──────── DATA LINES

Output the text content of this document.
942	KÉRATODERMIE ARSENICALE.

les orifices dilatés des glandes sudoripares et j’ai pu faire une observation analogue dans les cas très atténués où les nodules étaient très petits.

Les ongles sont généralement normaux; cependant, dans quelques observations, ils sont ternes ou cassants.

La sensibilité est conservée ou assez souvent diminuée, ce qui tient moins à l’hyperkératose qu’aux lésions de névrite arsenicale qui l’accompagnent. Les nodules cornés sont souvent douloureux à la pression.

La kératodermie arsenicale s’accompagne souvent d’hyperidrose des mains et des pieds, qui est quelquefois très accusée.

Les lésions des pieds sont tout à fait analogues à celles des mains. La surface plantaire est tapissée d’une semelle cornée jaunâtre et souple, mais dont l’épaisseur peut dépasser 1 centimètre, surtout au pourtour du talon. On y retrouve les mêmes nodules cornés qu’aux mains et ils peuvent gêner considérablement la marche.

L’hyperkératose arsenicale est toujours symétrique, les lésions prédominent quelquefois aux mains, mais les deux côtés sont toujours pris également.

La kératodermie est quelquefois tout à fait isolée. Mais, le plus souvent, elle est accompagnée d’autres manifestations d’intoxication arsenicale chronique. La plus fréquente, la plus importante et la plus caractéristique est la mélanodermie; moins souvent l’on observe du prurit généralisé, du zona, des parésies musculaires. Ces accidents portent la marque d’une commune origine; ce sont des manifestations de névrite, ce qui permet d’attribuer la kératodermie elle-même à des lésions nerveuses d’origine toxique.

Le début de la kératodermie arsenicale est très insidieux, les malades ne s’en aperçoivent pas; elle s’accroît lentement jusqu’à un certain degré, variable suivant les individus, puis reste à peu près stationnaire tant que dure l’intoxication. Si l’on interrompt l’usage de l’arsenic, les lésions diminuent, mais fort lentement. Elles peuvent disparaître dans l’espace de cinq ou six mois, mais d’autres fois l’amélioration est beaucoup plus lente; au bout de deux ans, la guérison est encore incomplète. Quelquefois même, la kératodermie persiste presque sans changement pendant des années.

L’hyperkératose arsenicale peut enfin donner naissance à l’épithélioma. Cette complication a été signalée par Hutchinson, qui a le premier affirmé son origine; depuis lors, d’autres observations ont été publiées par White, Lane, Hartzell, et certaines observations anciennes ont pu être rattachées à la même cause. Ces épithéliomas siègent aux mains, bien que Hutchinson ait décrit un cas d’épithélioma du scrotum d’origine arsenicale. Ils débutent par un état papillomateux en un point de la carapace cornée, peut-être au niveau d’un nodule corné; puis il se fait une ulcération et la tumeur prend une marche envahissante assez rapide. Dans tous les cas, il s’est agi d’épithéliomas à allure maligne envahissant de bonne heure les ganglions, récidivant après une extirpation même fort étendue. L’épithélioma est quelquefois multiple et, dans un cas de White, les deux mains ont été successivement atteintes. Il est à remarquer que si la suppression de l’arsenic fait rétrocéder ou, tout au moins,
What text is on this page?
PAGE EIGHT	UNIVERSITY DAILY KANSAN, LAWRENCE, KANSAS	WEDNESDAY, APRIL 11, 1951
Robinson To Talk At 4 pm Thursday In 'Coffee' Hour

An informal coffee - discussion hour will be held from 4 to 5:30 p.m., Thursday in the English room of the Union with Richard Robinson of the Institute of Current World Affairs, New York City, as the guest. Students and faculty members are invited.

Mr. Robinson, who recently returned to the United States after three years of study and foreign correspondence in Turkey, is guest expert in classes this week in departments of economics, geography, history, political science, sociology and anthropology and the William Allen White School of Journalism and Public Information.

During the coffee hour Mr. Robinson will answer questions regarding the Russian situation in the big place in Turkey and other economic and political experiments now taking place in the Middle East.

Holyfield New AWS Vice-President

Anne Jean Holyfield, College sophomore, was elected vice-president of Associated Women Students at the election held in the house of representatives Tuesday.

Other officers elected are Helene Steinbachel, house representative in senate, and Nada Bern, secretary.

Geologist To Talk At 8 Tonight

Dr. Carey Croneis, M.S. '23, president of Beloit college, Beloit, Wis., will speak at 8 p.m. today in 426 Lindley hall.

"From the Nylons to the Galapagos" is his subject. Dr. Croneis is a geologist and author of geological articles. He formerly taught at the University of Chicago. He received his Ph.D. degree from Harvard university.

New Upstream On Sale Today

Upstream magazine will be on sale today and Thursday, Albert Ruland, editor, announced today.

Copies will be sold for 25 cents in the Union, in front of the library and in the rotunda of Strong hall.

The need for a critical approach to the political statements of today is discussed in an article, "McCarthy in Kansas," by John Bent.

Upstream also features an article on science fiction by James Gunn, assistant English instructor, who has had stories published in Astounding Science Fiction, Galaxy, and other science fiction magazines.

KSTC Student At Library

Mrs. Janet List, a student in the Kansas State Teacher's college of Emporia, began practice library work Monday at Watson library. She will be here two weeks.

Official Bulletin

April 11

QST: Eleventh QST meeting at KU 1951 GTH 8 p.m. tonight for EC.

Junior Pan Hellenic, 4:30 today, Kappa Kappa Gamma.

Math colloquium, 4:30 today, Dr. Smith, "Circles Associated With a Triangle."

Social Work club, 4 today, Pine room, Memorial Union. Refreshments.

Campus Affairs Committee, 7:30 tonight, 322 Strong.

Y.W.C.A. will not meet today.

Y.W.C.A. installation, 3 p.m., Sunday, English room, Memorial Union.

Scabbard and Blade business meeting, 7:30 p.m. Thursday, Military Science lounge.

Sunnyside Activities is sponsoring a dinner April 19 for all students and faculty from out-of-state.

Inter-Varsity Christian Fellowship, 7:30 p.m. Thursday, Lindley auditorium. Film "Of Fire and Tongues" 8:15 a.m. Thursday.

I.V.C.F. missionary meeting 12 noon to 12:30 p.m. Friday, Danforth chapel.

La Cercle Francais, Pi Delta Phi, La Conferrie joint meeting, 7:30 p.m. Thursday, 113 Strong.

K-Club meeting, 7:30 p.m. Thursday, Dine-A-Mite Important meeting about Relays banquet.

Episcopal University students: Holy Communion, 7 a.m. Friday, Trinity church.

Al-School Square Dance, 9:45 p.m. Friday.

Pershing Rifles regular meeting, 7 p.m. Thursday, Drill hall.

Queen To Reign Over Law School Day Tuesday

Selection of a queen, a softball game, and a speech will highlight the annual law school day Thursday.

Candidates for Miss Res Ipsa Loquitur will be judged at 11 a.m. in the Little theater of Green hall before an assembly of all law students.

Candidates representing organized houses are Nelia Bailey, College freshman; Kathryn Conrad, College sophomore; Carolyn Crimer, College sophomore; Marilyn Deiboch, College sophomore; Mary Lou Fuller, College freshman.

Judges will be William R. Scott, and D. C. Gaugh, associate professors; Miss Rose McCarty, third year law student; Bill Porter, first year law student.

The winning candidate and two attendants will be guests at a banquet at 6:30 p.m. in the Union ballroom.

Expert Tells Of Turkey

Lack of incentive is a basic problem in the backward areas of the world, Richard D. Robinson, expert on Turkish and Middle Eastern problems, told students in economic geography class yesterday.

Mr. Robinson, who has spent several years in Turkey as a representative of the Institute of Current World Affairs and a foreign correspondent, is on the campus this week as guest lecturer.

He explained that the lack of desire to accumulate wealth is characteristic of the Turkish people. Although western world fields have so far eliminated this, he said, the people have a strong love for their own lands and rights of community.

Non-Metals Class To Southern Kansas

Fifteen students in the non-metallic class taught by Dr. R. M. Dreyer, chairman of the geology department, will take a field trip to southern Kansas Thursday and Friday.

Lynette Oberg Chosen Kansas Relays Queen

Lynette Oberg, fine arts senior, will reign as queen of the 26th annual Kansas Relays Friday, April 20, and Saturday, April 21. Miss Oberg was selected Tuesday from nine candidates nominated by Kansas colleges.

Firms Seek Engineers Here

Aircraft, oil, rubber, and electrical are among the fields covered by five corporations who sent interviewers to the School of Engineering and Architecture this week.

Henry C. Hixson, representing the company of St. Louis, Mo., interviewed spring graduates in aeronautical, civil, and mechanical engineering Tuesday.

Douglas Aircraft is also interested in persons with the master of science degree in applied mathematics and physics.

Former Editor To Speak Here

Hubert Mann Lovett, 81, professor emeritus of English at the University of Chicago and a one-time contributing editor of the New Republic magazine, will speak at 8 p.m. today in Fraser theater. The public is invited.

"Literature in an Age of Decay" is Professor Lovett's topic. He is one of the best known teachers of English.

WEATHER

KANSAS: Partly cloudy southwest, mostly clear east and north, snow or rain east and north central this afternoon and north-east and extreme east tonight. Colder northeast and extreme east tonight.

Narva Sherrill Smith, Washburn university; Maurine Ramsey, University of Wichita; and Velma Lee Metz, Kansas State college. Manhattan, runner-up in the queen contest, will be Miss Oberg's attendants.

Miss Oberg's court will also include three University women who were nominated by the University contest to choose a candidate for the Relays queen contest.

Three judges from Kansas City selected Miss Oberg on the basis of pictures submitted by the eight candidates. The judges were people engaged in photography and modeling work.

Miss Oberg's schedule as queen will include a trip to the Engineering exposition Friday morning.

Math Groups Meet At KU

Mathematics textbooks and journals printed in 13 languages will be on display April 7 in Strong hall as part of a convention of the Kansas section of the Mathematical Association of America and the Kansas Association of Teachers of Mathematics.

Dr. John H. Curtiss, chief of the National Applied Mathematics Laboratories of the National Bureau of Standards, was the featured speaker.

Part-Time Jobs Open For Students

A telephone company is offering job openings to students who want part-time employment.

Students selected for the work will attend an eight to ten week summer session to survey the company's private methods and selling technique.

────────────────

> [EXERCISE INSTRUCTIONS]: Track down the lines that include the word "annual" and copy them.

> [COMPLETE ANSWER]:
Selection of a queen, a softball game, and a speech will highlight the annual law school day Thursday.
Lynette Oberg, fine arts senior, will reign as queen of the 26th annual Kansas Relays Friday, April 20, and Saturday, April 21. Miss Oberg was selected Tuesday from nine candidates nominated by Kansas colleges.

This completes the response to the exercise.